■ Exercise inputs:
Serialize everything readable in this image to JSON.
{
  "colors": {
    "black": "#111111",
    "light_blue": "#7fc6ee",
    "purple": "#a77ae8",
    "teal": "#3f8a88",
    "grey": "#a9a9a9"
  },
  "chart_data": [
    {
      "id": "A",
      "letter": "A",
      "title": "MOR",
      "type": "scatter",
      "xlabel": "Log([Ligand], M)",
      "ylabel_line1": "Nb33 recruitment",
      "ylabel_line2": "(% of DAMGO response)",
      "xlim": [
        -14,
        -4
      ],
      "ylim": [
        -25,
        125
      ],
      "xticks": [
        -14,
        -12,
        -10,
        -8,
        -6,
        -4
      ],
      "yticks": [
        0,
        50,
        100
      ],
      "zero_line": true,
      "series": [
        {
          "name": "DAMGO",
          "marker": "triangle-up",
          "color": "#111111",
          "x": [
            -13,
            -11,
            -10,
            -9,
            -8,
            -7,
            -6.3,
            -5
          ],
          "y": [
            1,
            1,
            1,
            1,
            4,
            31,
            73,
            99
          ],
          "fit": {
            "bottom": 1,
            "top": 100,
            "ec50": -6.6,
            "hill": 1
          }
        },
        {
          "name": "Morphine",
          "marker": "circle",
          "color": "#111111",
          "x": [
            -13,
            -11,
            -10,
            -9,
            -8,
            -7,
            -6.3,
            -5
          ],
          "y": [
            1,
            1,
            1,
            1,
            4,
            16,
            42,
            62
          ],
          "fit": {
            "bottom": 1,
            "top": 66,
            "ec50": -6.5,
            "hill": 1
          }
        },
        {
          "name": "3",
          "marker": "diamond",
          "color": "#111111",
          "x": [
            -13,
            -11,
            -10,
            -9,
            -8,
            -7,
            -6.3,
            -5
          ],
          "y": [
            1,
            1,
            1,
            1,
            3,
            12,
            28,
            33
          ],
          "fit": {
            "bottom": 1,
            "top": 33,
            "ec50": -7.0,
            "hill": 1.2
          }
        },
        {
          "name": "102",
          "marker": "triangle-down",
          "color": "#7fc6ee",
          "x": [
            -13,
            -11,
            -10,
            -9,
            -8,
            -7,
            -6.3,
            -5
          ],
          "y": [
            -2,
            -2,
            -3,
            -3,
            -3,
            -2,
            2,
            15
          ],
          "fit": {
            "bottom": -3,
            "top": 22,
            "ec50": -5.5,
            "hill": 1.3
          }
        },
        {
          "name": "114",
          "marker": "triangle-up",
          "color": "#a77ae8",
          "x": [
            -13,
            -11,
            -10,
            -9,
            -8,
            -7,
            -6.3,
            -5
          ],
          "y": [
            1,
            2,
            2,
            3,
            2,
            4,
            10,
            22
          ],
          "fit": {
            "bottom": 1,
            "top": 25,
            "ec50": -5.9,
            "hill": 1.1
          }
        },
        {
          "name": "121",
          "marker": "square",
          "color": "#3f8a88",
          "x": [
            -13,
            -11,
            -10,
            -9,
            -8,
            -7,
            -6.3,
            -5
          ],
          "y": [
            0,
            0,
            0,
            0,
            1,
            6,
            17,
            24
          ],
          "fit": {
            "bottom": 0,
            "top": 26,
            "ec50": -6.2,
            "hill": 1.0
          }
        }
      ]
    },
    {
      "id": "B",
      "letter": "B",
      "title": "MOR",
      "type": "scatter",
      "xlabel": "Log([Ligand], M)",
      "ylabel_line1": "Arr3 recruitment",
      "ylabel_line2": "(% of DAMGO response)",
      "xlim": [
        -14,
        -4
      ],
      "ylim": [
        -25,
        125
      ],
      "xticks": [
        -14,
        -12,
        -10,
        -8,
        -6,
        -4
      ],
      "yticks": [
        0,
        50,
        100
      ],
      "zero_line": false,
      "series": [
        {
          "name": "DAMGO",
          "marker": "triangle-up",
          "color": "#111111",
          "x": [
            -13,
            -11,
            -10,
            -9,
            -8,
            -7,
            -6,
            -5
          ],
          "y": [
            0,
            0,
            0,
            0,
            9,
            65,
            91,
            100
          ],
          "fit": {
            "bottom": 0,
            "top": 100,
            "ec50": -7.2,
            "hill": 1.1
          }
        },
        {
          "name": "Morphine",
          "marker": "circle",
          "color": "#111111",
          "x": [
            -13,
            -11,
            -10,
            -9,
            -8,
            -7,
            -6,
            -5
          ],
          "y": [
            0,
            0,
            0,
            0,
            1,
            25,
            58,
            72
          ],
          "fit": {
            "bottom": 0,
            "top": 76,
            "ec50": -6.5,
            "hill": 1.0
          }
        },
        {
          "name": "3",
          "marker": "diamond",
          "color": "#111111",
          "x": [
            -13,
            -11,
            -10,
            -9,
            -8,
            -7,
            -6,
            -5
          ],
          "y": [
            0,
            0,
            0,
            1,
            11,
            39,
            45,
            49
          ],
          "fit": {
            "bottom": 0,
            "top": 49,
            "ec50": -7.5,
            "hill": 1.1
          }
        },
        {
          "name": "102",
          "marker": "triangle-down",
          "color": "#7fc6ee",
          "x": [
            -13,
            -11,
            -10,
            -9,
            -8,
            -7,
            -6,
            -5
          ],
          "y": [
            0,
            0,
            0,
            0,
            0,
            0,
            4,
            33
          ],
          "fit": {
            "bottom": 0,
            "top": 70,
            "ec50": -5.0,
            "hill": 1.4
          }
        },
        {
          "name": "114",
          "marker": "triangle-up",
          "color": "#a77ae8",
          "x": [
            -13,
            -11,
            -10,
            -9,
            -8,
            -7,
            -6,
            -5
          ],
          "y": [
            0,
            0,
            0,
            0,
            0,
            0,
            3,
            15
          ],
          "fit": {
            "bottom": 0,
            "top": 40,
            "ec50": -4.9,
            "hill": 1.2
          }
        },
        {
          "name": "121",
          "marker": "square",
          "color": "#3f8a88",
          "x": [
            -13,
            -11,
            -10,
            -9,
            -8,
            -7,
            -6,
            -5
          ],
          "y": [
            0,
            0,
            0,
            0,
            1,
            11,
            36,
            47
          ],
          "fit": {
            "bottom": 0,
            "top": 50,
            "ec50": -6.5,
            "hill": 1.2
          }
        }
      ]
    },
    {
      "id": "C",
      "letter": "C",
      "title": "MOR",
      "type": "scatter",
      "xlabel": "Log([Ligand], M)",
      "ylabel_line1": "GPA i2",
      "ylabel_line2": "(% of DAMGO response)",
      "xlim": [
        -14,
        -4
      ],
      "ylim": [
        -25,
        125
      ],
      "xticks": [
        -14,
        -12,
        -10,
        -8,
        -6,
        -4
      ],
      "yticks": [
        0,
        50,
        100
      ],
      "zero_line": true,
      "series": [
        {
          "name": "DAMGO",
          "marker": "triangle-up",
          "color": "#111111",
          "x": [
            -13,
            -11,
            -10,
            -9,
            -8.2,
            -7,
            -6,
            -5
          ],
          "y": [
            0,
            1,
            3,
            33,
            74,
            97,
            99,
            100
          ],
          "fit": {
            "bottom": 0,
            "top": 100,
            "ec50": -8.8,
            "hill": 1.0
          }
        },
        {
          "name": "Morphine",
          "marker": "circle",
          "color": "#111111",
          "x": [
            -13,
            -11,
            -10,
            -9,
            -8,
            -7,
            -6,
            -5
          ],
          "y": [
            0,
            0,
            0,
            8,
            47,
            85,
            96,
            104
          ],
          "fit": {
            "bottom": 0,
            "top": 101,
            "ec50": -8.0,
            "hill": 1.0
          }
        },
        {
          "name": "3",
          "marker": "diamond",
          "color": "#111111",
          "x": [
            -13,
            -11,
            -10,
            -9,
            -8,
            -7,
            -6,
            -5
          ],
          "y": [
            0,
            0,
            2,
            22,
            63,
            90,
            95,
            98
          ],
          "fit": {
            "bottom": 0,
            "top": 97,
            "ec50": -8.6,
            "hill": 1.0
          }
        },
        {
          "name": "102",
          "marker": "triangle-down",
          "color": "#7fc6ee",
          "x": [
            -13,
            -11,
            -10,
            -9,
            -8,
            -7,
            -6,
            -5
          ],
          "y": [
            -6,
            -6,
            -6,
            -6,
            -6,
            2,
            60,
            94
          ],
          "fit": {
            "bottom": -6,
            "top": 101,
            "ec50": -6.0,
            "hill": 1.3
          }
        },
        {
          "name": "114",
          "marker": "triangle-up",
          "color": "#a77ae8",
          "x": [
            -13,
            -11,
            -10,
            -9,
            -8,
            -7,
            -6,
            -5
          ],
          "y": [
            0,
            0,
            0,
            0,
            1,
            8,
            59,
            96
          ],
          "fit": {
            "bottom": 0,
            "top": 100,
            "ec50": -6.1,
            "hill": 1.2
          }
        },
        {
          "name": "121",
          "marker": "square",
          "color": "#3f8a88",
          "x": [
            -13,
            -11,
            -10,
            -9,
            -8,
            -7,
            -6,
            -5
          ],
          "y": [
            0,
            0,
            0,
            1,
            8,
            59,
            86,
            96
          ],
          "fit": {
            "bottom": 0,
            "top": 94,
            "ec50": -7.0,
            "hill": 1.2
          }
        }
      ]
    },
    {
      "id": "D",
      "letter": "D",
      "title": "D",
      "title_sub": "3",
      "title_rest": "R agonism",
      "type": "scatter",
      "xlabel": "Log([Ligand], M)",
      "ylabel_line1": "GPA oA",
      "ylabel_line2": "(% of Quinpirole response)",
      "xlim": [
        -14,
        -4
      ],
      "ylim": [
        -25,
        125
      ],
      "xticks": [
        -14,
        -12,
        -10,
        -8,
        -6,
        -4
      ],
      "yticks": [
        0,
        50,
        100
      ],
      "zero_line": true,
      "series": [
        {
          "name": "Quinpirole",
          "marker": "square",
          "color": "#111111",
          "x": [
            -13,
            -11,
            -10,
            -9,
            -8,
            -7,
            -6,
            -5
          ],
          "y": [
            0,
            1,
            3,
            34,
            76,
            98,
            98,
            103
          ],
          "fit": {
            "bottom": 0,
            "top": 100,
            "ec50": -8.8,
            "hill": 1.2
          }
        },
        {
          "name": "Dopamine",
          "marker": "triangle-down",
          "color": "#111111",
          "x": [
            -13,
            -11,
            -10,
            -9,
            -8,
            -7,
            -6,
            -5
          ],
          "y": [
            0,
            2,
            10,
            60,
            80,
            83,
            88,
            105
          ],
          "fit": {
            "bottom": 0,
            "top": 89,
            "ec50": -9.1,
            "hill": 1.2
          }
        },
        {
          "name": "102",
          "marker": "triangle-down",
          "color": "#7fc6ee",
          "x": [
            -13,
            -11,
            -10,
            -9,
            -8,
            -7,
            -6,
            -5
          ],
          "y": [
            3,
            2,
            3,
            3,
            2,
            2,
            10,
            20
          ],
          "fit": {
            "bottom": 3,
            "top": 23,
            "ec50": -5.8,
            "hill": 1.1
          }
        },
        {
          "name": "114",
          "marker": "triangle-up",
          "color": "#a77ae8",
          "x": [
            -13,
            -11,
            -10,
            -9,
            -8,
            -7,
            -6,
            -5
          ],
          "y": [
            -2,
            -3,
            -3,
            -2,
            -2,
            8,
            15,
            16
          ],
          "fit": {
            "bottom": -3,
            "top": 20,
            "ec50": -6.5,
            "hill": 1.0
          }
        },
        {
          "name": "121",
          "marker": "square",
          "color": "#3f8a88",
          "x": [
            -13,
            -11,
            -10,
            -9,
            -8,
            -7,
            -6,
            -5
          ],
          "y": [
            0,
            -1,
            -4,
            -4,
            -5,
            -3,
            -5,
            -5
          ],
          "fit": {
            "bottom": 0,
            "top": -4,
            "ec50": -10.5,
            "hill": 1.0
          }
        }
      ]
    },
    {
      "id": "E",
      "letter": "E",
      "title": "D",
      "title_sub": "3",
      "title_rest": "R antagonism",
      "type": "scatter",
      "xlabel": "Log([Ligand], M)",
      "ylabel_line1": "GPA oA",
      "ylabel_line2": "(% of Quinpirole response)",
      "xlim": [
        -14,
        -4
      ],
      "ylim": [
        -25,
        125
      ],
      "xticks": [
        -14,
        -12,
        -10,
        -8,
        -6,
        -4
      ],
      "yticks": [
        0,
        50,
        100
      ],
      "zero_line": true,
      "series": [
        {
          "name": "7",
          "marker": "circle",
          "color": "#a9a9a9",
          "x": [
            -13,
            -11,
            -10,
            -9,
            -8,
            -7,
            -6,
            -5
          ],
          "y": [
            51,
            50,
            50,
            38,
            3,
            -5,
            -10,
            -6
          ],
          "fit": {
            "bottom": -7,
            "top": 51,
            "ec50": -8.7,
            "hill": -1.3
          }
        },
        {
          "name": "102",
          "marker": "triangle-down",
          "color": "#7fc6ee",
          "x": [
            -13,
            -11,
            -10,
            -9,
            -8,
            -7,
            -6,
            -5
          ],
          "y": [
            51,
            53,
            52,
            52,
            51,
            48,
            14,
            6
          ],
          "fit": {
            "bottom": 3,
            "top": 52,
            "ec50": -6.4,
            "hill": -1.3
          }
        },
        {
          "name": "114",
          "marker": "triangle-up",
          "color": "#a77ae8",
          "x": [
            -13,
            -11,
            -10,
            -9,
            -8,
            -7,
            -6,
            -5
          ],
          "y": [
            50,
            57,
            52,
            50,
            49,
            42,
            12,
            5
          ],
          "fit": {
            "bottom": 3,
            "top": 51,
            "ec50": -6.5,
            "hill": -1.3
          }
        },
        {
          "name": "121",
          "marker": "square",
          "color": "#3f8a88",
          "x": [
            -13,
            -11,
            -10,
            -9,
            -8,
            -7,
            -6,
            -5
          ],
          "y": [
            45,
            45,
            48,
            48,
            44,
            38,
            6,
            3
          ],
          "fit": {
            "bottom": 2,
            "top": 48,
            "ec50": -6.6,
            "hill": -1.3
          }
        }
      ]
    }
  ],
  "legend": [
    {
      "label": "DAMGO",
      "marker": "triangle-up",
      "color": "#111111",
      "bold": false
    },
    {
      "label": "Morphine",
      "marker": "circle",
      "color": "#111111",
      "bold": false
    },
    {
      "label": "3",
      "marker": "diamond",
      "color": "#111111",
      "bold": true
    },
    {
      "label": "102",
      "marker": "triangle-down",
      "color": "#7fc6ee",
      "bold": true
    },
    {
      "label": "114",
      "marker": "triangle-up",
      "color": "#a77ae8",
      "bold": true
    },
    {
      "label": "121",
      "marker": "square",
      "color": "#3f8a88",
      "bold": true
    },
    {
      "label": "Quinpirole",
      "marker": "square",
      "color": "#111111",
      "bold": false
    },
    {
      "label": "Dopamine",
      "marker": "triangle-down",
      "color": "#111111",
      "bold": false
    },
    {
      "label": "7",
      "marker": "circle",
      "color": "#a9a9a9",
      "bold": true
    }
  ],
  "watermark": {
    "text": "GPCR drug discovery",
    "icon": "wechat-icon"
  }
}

■ Short task: Look through the entries above for the word "Quinpirole". Copy every line where it shows up.

■ Answer to the exercise:
      "ylabel_line2": "(% of Quinpirole response)",
          "name": "Quinpirole",
      "ylabel_line2": "(% of Quinpirole response)",
      "label": "Quinpirole",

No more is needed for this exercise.